Dataset items
■ ■ ■ ■
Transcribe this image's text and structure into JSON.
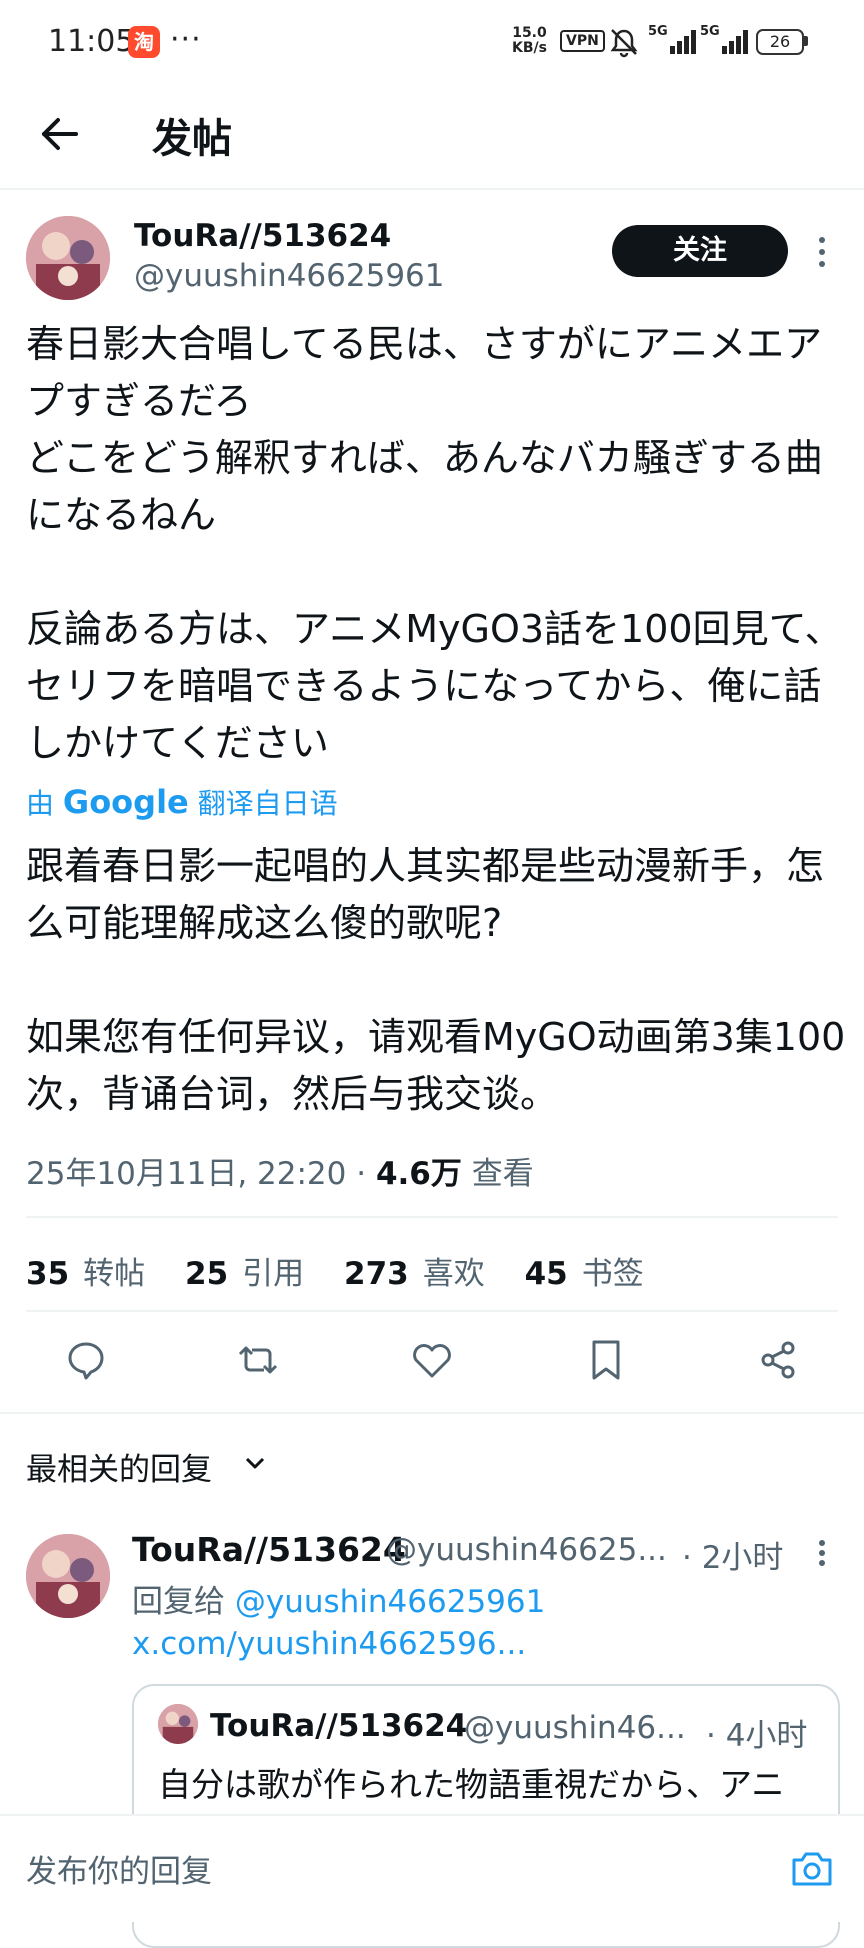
{
  "status_bar": {
    "time": "11:05",
    "app_badge": "淘",
    "more": "···",
    "net_speed_value": "15.0",
    "net_speed_unit": "KB/s",
    "vpn": "VPN",
    "signal_1": "5G",
    "signal_2": "5G",
    "battery": "26"
  },
  "header": {
    "title": "发帖"
  },
  "post": {
    "author_name": "TouRa//513624",
    "author_handle": "@yuushin46625961",
    "follow_label": "关注",
    "text_jp": "春日影大合唱してる民は、さすがにアニメエアプすぎるだろ\nどこをどう解釈すれば、あんなバカ騒ぎする曲になるねん\n\n反論ある方は、アニメMyGO3話を100回見て、セリフを暗唱できるようになってから、俺に話しかけてください",
    "translate_prefix": "由",
    "translate_brand": "Google",
    "translate_suffix": "翻译自日语",
    "text_zh": "跟着春日影一起唱的人其实都是些动漫新手，怎么可能理解成这么傻的歌呢?\n\n如果您有任何异议，请观看MyGO动画第3集100次，背诵台词，然后与我交谈。",
    "timestamp": "25年10月11日, 22:20 · ",
    "views_count": "4.6万",
    "views_label": "查看",
    "stats": [
      {
        "count": "35",
        "label": "转帖"
      },
      {
        "count": "25",
        "label": "引用"
      },
      {
        "count": "273",
        "label": "喜欢"
      },
      {
        "count": "45",
        "label": "书签"
      }
    ]
  },
  "replies": {
    "sort_label": "最相关的回复",
    "items": [
      {
        "name": "TouRa//513624",
        "handle": "@yuushin46625...",
        "time": "· 2小时",
        "reply_to_prefix": "回复给",
        "reply_to_handle": "@yuushin46625961",
        "link": "x.com/yuushin4662596...",
        "quote": {
          "name": "TouRa//513624",
          "handle": "@yuushin46...",
          "time": "· 4小时",
          "text": "自分は歌が作られた物語重視だから、アニ"
        }
      }
    ]
  },
  "composer": {
    "placeholder": "发布你的回复"
  }
}
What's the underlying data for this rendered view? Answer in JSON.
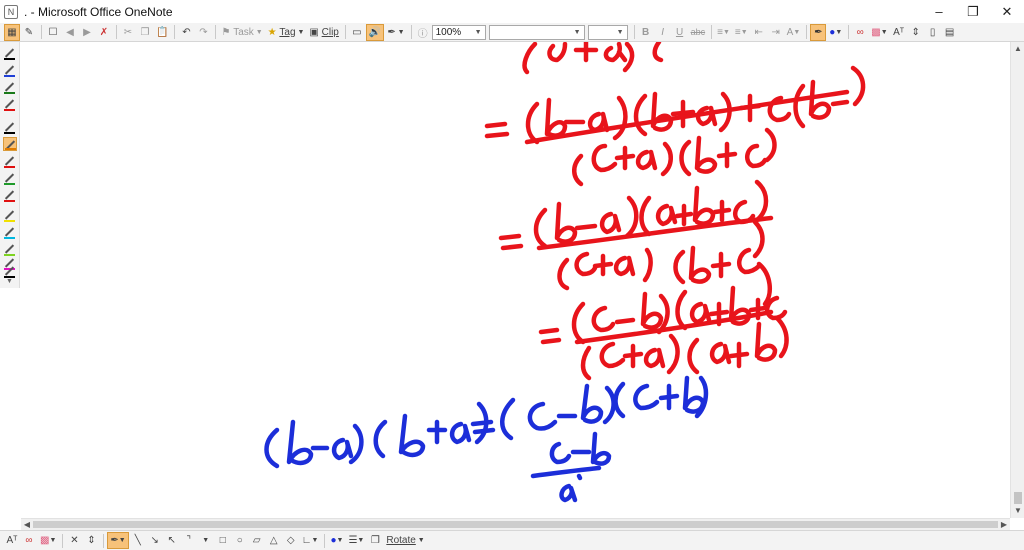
{
  "window": {
    "title": ". - Microsoft Office OneNote",
    "controls": [
      "minimize",
      "restore",
      "close"
    ]
  },
  "toolbar": {
    "task_label": "Task",
    "tag_label": "Tag",
    "clip_label": "Clip",
    "zoom_value": "100%",
    "font_value": "",
    "size_value": "",
    "bold": "B",
    "italic": "I",
    "underline": "U",
    "strike": "abc"
  },
  "bottombar": {
    "rotate_label": "Rotate"
  },
  "pens": [
    {
      "name": "pen-black",
      "color": "#000000"
    },
    {
      "name": "pen-blue",
      "color": "#1f3fd6"
    },
    {
      "name": "pen-darkgreen",
      "color": "#1a7a1a"
    },
    {
      "name": "pen-red",
      "color": "#e01010"
    },
    {
      "name": "pen-black-2",
      "color": "#000000"
    },
    {
      "name": "pen-orange-active",
      "color": "#e07b00"
    },
    {
      "name": "pen-red-2",
      "color": "#e01010"
    },
    {
      "name": "pen-green",
      "color": "#1f9a2a"
    },
    {
      "name": "pen-red-3",
      "color": "#e01010"
    },
    {
      "name": "pen-yellow",
      "color": "#f0e000"
    },
    {
      "name": "pen-cyan",
      "color": "#00b8e0"
    },
    {
      "name": "pen-lime",
      "color": "#7ed321"
    },
    {
      "name": "pen-magenta",
      "color": "#e010c0"
    },
    {
      "name": "pen-black-3",
      "color": "#000000"
    }
  ],
  "colors": {
    "ink_red": "#e8141b",
    "ink_blue": "#1c2ed9",
    "active_highlight": "#f7c27a"
  }
}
■ ■ ■ ■
Pictures in the records should not appear in your copy, but everything else must be transcribed exactly.

Transcribe this image's text and structure into JSON.
{
  "status_bar": {
    "time": "11:05",
    "app_badge": "淘",
    "more": "···",
    "net_speed_value": "15.0",
    "net_speed_unit": "KB/s",
    "vpn": "VPN",
    "signal_1": "5G",
    "signal_2": "5G",
    "battery": "26"
  },
  "header": {
    "title": "发帖"
  },
  "post": {
    "author_name": "TouRa//513624",
    "author_handle": "@yuushin46625961",
    "follow_label": "关注",
    "text_jp": "春日影大合唱してる民は、さすがにアニメエアプすぎるだろ\nどこをどう解釈すれば、あんなバカ騒ぎする曲になるねん\n\n反論ある方は、アニメMyGO3話を100回見て、セリフを暗唱できるようになってから、俺に話しかけてください",
    "translate_prefix": "由",
    "translate_brand": "Google",
    "translate_suffix": "翻译自日语",
    "text_zh": "跟着春日影一起唱的人其实都是些动漫新手，怎么可能理解成这么傻的歌呢?\n\n如果您有任何异议，请观看MyGO动画第3集100次，背诵台词，然后与我交谈。",
    "timestamp": "25年10月11日, 22:20 · ",
    "views_count": "4.6万",
    "views_label": "查看",
    "stats": [
      {
        "count": "35",
        "label": "转帖"
      },
      {
        "count": "25",
        "label": "引用"
      },
      {
        "count": "273",
        "label": "喜欢"
      },
      {
        "count": "45",
        "label": "书签"
      }
    ]
  },
  "replies": {
    "sort_label": "最相关的回复",
    "items": [
      {
        "name": "TouRa//513624",
        "handle": "@yuushin46625...",
        "time": "· 2小时",
        "reply_to_prefix": "回复给",
        "reply_to_handle": "@yuushin46625961",
        "link": "x.com/yuushin4662596...",
        "quote": {
          "name": "TouRa//513624",
          "handle": "@yuushin46...",
          "time": "· 4小时",
          "text": "自分は歌が作られた物語重視だから、アニ"
        }
      }
    ]
  },
  "composer": {
    "placeholder": "发布你的回复"
  }
}
What's the underlying data for this rendered view? Answer in JSON.
{
  "window": {
    "title": ". - Microsoft Office OneNote",
    "controls": [
      "minimize",
      "restore",
      "close"
    ]
  },
  "toolbar": {
    "task_label": "Task",
    "tag_label": "Tag",
    "clip_label": "Clip",
    "zoom_value": "100%",
    "font_value": "",
    "size_value": "",
    "bold": "B",
    "italic": "I",
    "underline": "U",
    "strike": "abc"
  },
  "bottombar": {
    "rotate_label": "Rotate"
  },
  "pens": [
    {
      "name": "pen-black",
      "color": "#000000"
    },
    {
      "name": "pen-blue",
      "color": "#1f3fd6"
    },
    {
      "name": "pen-darkgreen",
      "color": "#1a7a1a"
    },
    {
      "name": "pen-red",
      "color": "#e01010"
    },
    {
      "name": "pen-black-2",
      "color": "#000000"
    },
    {
      "name": "pen-orange-active",
      "color": "#e07b00"
    },
    {
      "name": "pen-red-2",
      "color": "#e01010"
    },
    {
      "name": "pen-green",
      "color": "#1f9a2a"
    },
    {
      "name": "pen-red-3",
      "color": "#e01010"
    },
    {
      "name": "pen-yellow",
      "color": "#f0e000"
    },
    {
      "name": "pen-cyan",
      "color": "#00b8e0"
    },
    {
      "name": "pen-lime",
      "color": "#7ed321"
    },
    {
      "name": "pen-magenta",
      "color": "#e010c0"
    },
    {
      "name": "pen-black-3",
      "color": "#000000"
    }
  ],
  "colors": {
    "ink_red": "#e8141b",
    "ink_blue": "#1c2ed9",
    "active_highlight": "#f7c27a"
  }
}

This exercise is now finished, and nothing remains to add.